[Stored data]
+---+

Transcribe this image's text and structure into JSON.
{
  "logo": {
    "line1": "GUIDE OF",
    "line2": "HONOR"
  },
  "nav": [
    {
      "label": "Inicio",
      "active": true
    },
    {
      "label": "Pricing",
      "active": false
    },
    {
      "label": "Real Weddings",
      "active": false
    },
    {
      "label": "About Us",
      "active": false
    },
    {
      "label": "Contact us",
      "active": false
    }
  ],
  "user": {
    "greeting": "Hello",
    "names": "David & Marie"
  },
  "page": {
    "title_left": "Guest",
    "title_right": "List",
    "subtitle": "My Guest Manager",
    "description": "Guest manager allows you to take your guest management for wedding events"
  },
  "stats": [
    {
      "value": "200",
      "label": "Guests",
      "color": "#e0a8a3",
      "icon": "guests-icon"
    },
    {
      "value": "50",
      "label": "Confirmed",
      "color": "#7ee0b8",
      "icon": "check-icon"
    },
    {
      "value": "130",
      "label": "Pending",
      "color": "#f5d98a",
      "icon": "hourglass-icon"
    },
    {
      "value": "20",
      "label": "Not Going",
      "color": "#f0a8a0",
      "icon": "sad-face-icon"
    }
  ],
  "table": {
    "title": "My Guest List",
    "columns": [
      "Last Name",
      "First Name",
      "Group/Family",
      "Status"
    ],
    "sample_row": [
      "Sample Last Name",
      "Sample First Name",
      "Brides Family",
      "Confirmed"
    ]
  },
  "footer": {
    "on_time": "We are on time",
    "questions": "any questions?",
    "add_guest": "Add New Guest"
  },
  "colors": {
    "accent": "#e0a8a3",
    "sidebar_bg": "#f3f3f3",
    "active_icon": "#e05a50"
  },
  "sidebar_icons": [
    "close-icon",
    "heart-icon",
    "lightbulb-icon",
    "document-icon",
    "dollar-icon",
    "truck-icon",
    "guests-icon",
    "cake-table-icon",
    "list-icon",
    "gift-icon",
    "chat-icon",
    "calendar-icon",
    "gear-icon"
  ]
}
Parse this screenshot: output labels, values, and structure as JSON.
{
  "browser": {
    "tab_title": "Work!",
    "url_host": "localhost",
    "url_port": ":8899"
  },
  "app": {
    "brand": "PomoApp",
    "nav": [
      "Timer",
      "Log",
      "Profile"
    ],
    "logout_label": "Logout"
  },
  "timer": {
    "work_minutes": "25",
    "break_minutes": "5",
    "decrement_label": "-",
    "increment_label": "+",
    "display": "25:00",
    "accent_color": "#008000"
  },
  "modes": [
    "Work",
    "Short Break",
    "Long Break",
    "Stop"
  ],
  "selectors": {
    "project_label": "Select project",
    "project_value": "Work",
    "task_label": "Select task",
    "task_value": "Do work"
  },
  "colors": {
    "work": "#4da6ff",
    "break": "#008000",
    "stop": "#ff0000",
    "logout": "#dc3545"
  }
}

+---+

Every line from the one containing "Parse this screenshot: output" through the end of the entries above must be echoed exactly, with both ends kept.

Parse this screenshot: output labels, values, and structure as JSON.
{
  "browser": {
    "tab_title": "Work!",
    "url_host": "localhost",
    "url_port": ":8899"
  },
  "app": {
    "brand": "PomoApp",
    "nav": [
      "Timer",
      "Log",
      "Profile"
    ],
    "logout_label": "Logout"
  },
  "timer": {
    "work_minutes": "25",
    "break_minutes": "5",
    "decrement_label": "-",
    "increment_label": "+",
    "display": "25:00",
    "accent_color": "#008000"
  },
  "modes": [
    "Work",
    "Short Break",
    "Long Break",
    "Stop"
  ],
  "selectors": {
    "project_label": "Select project",
    "project_value": "Work",
    "task_label": "Select task",
    "task_value": "Do work"
  },
  "colors": {
    "work": "#4da6ff",
    "break": "#008000",
    "stop": "#ff0000",
    "logout": "#dc3545"
  }
}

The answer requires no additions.